Written exercise: Drop every picture and give the entries back exactly.

Data in this exercise:
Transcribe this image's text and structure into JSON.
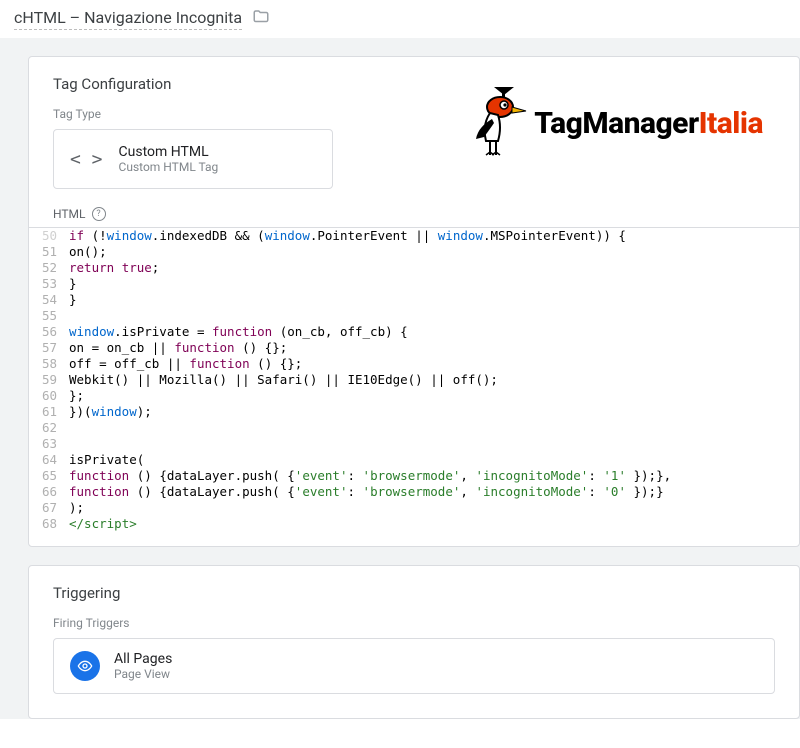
{
  "header": {
    "title": "cHTML – Navigazione Incognita"
  },
  "tagConfig": {
    "sectionTitle": "Tag Configuration",
    "tagTypeLabel": "Tag Type",
    "tagTypeName": "Custom HTML",
    "tagTypeSub": "Custom HTML Tag",
    "htmlLabel": "HTML"
  },
  "logo": {
    "part1": "TagManager",
    "part2": "Italia"
  },
  "code": {
    "lines": [
      {
        "n": 50,
        "cut": true,
        "segments": [
          {
            "t": "if",
            "c": "kw"
          },
          {
            "t": " (!",
            "c": "ident"
          },
          {
            "t": "window",
            "c": "win"
          },
          {
            "t": ".indexedDB && (",
            "c": "ident"
          },
          {
            "t": "window",
            "c": "win"
          },
          {
            "t": ".PointerEvent || ",
            "c": "ident"
          },
          {
            "t": "window",
            "c": "win"
          },
          {
            "t": ".MSPointerEvent)) {",
            "c": "ident"
          }
        ]
      },
      {
        "n": 51,
        "segments": [
          {
            "t": "on();",
            "c": "ident"
          }
        ]
      },
      {
        "n": 52,
        "segments": [
          {
            "t": "return",
            "c": "kw"
          },
          {
            "t": " ",
            "c": "ident"
          },
          {
            "t": "true",
            "c": "kw"
          },
          {
            "t": ";",
            "c": "ident"
          }
        ]
      },
      {
        "n": 53,
        "segments": [
          {
            "t": "}",
            "c": "ident"
          }
        ]
      },
      {
        "n": 54,
        "segments": [
          {
            "t": "}",
            "c": "ident"
          }
        ]
      },
      {
        "n": 55,
        "segments": []
      },
      {
        "n": 56,
        "segments": [
          {
            "t": "window",
            "c": "win"
          },
          {
            "t": ".isPrivate = ",
            "c": "ident"
          },
          {
            "t": "function",
            "c": "kw"
          },
          {
            "t": " (on_cb, off_cb) {",
            "c": "ident"
          }
        ]
      },
      {
        "n": 57,
        "segments": [
          {
            "t": "on = on_cb || ",
            "c": "ident"
          },
          {
            "t": "function",
            "c": "kw"
          },
          {
            "t": " () {};",
            "c": "ident"
          }
        ]
      },
      {
        "n": 58,
        "segments": [
          {
            "t": "off = off_cb || ",
            "c": "ident"
          },
          {
            "t": "function",
            "c": "kw"
          },
          {
            "t": " () {};",
            "c": "ident"
          }
        ]
      },
      {
        "n": 59,
        "segments": [
          {
            "t": "Webkit() || Mozilla() || Safari() || IE10Edge() || off();",
            "c": "ident"
          }
        ]
      },
      {
        "n": 60,
        "segments": [
          {
            "t": "};",
            "c": "ident"
          }
        ]
      },
      {
        "n": 61,
        "segments": [
          {
            "t": "})(",
            "c": "ident"
          },
          {
            "t": "window",
            "c": "win"
          },
          {
            "t": ");",
            "c": "ident"
          }
        ]
      },
      {
        "n": 62,
        "segments": []
      },
      {
        "n": 63,
        "segments": []
      },
      {
        "n": 64,
        "segments": [
          {
            "t": "isPrivate(",
            "c": "ident"
          }
        ]
      },
      {
        "n": 65,
        "segments": [
          {
            "t": "function",
            "c": "kw"
          },
          {
            "t": " () {dataLayer.push( {",
            "c": "ident"
          },
          {
            "t": "'event'",
            "c": "str"
          },
          {
            "t": ": ",
            "c": "ident"
          },
          {
            "t": "'browsermode'",
            "c": "str"
          },
          {
            "t": ", ",
            "c": "ident"
          },
          {
            "t": "'incognitoMode'",
            "c": "str"
          },
          {
            "t": ": ",
            "c": "ident"
          },
          {
            "t": "'1'",
            "c": "str"
          },
          {
            "t": " });},",
            "c": "ident"
          }
        ]
      },
      {
        "n": 66,
        "segments": [
          {
            "t": "function",
            "c": "kw"
          },
          {
            "t": " () {dataLayer.push( {",
            "c": "ident"
          },
          {
            "t": "'event'",
            "c": "str"
          },
          {
            "t": ": ",
            "c": "ident"
          },
          {
            "t": "'browsermode'",
            "c": "str"
          },
          {
            "t": ", ",
            "c": "ident"
          },
          {
            "t": "'incognitoMode'",
            "c": "str"
          },
          {
            "t": ": ",
            "c": "ident"
          },
          {
            "t": "'0'",
            "c": "str"
          },
          {
            "t": " });}",
            "c": "ident"
          }
        ]
      },
      {
        "n": 67,
        "segments": [
          {
            "t": ");",
            "c": "ident"
          }
        ]
      },
      {
        "n": 68,
        "segments": [
          {
            "t": "</scr",
            "c": "tag"
          },
          {
            "t": "ipt>",
            "c": "tag"
          }
        ]
      }
    ]
  },
  "triggering": {
    "sectionTitle": "Triggering",
    "firingLabel": "Firing Triggers",
    "triggerName": "All Pages",
    "triggerSub": "Page View"
  }
}
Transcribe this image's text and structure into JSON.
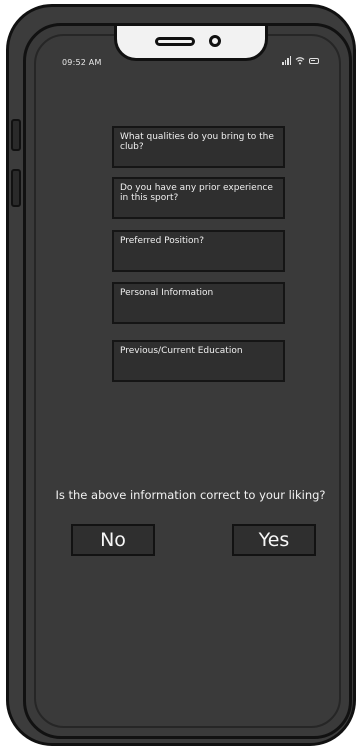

Complete output:
Transcribe this image's text and structure into JSON.
{
  "header": {
    "title": "cHTML – Navigazione Incognita"
  },
  "tagConfig": {
    "sectionTitle": "Tag Configuration",
    "tagTypeLabel": "Tag Type",
    "tagTypeName": "Custom HTML",
    "tagTypeSub": "Custom HTML Tag",
    "htmlLabel": "HTML"
  },
  "logo": {
    "part1": "TagManager",
    "part2": "Italia"
  },
  "code": {
    "lines": [
      {
        "n": 50,
        "cut": true,
        "segments": [
          {
            "t": "if",
            "c": "kw"
          },
          {
            "t": " (!",
            "c": "ident"
          },
          {
            "t": "window",
            "c": "win"
          },
          {
            "t": ".indexedDB && (",
            "c": "ident"
          },
          {
            "t": "window",
            "c": "win"
          },
          {
            "t": ".PointerEvent || ",
            "c": "ident"
          },
          {
            "t": "window",
            "c": "win"
          },
          {
            "t": ".MSPointerEvent)) {",
            "c": "ident"
          }
        ]
      },
      {
        "n": 51,
        "segments": [
          {
            "t": "on();",
            "c": "ident"
          }
        ]
      },
      {
        "n": 52,
        "segments": [
          {
            "t": "return",
            "c": "kw"
          },
          {
            "t": " ",
            "c": "ident"
          },
          {
            "t": "true",
            "c": "kw"
          },
          {
            "t": ";",
            "c": "ident"
          }
        ]
      },
      {
        "n": 53,
        "segments": [
          {
            "t": "}",
            "c": "ident"
          }
        ]
      },
      {
        "n": 54,
        "segments": [
          {
            "t": "}",
            "c": "ident"
          }
        ]
      },
      {
        "n": 55,
        "segments": []
      },
      {
        "n": 56,
        "segments": [
          {
            "t": "window",
            "c": "win"
          },
          {
            "t": ".isPrivate = ",
            "c": "ident"
          },
          {
            "t": "function",
            "c": "kw"
          },
          {
            "t": " (on_cb, off_cb) {",
            "c": "ident"
          }
        ]
      },
      {
        "n": 57,
        "segments": [
          {
            "t": "on = on_cb || ",
            "c": "ident"
          },
          {
            "t": "function",
            "c": "kw"
          },
          {
            "t": " () {};",
            "c": "ident"
          }
        ]
      },
      {
        "n": 58,
        "segments": [
          {
            "t": "off = off_cb || ",
            "c": "ident"
          },
          {
            "t": "function",
            "c": "kw"
          },
          {
            "t": " () {};",
            "c": "ident"
          }
        ]
      },
      {
        "n": 59,
        "segments": [
          {
            "t": "Webkit() || Mozilla() || Safari() || IE10Edge() || off();",
            "c": "ident"
          }
        ]
      },
      {
        "n": 60,
        "segments": [
          {
            "t": "};",
            "c": "ident"
          }
        ]
      },
      {
        "n": 61,
        "segments": [
          {
            "t": "})(",
            "c": "ident"
          },
          {
            "t": "window",
            "c": "win"
          },
          {
            "t": ");",
            "c": "ident"
          }
        ]
      },
      {
        "n": 62,
        "segments": []
      },
      {
        "n": 63,
        "segments": []
      },
      {
        "n": 64,
        "segments": [
          {
            "t": "isPrivate(",
            "c": "ident"
          }
        ]
      },
      {
        "n": 65,
        "segments": [
          {
            "t": "function",
            "c": "kw"
          },
          {
            "t": " () {dataLayer.push( {",
            "c": "ident"
          },
          {
            "t": "'event'",
            "c": "str"
          },
          {
            "t": ": ",
            "c": "ident"
          },
          {
            "t": "'browsermode'",
            "c": "str"
          },
          {
            "t": ", ",
            "c": "ident"
          },
          {
            "t": "'incognitoMode'",
            "c": "str"
          },
          {
            "t": ": ",
            "c": "ident"
          },
          {
            "t": "'1'",
            "c": "str"
          },
          {
            "t": " });},",
            "c": "ident"
          }
        ]
      },
      {
        "n": 66,
        "segments": [
          {
            "t": "function",
            "c": "kw"
          },
          {
            "t": " () {dataLayer.push( {",
            "c": "ident"
          },
          {
            "t": "'event'",
            "c": "str"
          },
          {
            "t": ": ",
            "c": "ident"
          },
          {
            "t": "'browsermode'",
            "c": "str"
          },
          {
            "t": ", ",
            "c": "ident"
          },
          {
            "t": "'incognitoMode'",
            "c": "str"
          },
          {
            "t": ": ",
            "c": "ident"
          },
          {
            "t": "'0'",
            "c": "str"
          },
          {
            "t": " });}",
            "c": "ident"
          }
        ]
      },
      {
        "n": 67,
        "segments": [
          {
            "t": ");",
            "c": "ident"
          }
        ]
      },
      {
        "n": 68,
        "segments": [
          {
            "t": "</scr",
            "c": "tag"
          },
          {
            "t": "ipt>",
            "c": "tag"
          }
        ]
      }
    ]
  },
  "triggering": {
    "sectionTitle": "Triggering",
    "firingLabel": "Firing Triggers",
    "triggerName": "All Pages",
    "triggerSub": "Page View"
  }
}
Transcribe this image's text and structure into JSON.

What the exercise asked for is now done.